### Required task
Report how many lines of the records below include the word "name". Give nothing but the number.

* Begin Record extracts *

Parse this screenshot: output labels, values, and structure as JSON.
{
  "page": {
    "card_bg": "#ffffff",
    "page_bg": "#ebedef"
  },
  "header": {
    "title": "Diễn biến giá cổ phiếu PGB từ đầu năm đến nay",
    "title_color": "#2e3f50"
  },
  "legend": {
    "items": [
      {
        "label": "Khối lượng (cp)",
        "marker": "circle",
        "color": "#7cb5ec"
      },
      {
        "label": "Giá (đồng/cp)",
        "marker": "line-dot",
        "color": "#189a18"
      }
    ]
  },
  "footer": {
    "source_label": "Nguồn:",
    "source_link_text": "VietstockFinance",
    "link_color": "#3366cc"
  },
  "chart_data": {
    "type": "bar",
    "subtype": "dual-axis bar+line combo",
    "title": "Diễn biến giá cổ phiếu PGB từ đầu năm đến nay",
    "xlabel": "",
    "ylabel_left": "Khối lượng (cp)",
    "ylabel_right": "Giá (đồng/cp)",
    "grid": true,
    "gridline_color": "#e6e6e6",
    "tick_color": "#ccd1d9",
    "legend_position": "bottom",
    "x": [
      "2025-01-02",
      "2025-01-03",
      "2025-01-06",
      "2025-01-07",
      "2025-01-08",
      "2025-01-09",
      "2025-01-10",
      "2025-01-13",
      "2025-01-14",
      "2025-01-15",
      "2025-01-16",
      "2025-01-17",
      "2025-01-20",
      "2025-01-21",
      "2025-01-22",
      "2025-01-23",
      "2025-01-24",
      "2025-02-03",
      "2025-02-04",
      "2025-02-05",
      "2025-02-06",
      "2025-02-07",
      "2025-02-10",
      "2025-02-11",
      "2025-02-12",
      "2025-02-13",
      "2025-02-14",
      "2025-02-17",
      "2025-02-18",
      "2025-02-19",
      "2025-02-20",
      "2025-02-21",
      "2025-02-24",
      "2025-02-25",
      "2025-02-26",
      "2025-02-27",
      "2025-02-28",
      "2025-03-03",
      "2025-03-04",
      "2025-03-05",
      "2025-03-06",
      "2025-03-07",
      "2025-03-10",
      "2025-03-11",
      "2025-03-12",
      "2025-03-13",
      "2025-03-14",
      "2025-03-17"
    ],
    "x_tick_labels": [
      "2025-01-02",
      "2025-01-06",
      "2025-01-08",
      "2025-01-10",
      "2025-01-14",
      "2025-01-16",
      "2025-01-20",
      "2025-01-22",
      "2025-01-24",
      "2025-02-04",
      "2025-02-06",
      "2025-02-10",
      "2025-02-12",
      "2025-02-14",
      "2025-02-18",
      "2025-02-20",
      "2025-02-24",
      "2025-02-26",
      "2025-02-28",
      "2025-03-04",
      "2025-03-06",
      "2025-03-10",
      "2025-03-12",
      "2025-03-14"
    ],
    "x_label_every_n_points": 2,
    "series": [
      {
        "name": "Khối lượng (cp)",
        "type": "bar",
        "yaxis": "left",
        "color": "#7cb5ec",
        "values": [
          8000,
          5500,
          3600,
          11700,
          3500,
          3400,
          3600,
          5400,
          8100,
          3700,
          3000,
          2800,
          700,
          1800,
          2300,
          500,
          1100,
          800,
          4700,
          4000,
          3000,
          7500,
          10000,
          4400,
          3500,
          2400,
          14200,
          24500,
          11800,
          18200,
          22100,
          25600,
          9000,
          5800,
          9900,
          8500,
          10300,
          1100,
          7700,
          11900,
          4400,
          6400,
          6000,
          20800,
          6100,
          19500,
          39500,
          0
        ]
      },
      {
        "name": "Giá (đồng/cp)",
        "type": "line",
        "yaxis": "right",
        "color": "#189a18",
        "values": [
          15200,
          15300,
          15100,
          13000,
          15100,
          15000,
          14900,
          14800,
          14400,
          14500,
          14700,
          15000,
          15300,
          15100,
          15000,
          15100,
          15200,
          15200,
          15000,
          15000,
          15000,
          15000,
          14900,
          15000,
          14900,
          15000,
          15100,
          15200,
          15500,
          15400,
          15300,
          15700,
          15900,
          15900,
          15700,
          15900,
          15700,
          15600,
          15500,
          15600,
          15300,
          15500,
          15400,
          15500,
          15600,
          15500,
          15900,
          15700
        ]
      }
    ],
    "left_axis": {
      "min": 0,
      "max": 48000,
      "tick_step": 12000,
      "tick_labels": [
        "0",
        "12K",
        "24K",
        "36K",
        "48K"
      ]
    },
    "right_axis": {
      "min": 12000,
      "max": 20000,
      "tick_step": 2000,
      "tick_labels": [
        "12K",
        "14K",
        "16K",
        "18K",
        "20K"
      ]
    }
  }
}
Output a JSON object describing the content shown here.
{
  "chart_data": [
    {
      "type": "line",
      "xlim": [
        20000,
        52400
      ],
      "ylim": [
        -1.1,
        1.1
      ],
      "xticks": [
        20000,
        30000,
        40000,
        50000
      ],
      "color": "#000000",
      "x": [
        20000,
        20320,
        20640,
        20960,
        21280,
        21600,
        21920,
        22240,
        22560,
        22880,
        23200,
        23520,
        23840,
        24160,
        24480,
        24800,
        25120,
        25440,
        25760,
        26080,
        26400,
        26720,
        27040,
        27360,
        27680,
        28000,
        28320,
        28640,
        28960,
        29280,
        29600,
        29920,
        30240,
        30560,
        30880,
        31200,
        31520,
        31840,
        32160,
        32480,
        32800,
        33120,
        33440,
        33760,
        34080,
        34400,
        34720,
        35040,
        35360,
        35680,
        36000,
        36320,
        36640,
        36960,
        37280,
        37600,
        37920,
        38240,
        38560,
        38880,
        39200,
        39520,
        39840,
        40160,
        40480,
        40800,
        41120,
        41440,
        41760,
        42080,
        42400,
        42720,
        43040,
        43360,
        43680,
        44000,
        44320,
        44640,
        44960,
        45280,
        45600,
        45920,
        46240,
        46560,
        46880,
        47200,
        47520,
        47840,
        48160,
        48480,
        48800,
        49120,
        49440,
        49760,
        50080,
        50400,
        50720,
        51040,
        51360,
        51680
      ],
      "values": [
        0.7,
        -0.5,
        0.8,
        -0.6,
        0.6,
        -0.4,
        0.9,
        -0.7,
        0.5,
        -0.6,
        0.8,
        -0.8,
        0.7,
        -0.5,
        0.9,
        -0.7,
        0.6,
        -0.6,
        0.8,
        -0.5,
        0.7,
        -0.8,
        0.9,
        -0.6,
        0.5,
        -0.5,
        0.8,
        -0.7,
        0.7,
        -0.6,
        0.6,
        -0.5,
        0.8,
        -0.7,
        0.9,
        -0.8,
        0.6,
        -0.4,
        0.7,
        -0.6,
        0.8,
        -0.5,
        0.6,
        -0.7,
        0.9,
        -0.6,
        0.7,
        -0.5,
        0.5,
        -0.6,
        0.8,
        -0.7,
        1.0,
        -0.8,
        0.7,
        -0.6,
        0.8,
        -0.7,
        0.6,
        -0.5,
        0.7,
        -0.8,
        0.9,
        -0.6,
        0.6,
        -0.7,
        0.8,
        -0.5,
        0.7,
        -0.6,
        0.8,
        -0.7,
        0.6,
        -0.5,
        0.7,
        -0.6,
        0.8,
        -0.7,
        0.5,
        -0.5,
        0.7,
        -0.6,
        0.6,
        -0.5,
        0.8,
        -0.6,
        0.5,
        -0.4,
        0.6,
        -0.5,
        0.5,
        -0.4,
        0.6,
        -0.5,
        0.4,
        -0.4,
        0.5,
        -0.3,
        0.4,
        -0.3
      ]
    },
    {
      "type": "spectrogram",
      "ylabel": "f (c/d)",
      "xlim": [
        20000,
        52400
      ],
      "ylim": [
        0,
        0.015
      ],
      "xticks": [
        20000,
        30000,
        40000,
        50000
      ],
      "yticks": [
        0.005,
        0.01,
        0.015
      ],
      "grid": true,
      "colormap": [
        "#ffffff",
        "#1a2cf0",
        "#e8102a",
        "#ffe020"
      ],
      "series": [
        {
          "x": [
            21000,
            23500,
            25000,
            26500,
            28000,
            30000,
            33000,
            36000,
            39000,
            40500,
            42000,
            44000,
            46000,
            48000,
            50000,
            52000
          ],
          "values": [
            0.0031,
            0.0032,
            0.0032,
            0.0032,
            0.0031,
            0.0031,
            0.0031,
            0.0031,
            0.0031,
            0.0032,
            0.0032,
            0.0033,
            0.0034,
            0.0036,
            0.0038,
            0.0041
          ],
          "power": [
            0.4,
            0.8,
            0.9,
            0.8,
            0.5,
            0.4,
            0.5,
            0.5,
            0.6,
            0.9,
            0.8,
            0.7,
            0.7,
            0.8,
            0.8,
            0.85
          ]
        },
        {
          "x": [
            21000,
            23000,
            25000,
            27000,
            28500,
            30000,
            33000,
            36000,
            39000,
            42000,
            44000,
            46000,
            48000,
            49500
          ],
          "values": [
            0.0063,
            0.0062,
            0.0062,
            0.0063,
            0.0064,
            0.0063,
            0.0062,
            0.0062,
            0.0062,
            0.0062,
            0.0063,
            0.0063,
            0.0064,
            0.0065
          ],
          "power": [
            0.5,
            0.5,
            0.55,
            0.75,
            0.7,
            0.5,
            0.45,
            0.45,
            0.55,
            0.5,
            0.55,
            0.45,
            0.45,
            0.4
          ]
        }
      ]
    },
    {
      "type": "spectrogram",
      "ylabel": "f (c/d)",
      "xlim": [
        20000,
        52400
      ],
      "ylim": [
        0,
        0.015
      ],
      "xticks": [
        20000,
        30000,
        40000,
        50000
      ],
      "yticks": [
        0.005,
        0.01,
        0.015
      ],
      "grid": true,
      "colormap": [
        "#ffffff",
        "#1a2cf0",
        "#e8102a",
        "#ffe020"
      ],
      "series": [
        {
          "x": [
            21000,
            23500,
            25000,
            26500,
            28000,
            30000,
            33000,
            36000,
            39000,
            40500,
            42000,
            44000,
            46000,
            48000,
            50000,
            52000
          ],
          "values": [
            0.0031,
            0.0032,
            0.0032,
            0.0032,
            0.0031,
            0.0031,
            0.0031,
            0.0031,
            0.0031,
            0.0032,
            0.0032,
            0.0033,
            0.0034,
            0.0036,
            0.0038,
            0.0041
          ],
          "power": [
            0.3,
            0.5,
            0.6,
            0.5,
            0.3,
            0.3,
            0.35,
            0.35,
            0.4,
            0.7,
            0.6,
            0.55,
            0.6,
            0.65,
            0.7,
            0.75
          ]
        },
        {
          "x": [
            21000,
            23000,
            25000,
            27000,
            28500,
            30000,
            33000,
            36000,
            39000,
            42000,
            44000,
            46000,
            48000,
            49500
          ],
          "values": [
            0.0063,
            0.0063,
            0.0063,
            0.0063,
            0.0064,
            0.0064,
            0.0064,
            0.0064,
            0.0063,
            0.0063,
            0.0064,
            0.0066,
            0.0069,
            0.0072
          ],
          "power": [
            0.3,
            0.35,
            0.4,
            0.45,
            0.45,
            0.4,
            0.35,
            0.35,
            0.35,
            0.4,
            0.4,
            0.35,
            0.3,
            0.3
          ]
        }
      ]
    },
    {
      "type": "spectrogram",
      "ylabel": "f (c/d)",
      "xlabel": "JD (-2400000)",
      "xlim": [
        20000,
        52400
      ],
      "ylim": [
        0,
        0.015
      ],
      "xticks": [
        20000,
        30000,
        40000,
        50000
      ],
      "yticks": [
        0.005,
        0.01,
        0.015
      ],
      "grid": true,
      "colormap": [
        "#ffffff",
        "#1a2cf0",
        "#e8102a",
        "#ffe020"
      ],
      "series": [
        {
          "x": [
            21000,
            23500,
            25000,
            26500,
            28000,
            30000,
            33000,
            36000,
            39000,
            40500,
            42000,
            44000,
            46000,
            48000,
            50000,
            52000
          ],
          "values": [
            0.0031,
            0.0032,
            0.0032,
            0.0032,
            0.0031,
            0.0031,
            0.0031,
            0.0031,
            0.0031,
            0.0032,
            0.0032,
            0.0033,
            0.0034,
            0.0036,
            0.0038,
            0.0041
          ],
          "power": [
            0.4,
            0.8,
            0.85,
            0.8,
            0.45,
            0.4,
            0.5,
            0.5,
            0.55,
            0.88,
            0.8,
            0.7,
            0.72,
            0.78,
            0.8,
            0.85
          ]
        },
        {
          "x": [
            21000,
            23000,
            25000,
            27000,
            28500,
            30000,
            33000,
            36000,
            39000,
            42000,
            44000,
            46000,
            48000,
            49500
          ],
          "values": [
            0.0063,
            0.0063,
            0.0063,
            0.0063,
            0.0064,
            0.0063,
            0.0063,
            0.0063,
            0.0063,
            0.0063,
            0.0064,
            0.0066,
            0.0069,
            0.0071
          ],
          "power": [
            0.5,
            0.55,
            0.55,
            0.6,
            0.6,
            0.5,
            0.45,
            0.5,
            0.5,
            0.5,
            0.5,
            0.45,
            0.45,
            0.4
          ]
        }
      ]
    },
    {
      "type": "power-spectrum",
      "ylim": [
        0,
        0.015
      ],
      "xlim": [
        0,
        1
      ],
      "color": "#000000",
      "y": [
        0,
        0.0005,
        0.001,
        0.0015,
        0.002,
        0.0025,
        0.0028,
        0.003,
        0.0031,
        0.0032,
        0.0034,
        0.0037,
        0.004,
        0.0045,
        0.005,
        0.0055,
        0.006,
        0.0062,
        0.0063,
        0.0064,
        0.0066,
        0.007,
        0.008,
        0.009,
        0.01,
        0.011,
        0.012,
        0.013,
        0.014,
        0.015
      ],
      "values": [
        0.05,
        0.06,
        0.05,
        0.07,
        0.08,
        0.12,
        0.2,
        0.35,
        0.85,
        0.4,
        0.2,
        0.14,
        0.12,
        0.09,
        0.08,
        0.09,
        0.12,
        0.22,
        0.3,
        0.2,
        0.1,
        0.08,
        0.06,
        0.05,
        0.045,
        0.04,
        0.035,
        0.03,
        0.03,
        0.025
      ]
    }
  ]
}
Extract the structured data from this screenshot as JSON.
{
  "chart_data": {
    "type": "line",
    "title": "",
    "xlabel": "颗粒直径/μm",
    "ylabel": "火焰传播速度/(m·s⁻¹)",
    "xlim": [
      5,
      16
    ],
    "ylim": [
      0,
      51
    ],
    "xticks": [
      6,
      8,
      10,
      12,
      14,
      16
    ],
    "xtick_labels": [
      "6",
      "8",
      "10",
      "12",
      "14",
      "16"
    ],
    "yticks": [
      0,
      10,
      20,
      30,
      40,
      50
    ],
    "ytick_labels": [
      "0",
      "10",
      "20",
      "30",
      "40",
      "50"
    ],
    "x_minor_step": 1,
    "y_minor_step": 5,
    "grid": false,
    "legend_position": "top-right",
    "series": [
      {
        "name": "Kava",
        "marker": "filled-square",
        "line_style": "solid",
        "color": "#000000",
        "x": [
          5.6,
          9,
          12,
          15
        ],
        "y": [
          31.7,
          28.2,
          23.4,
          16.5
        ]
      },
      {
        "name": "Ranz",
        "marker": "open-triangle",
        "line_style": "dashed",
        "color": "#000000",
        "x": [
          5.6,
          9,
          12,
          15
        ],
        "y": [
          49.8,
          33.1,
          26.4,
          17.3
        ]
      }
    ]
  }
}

* End Record extracts *

### The solution
4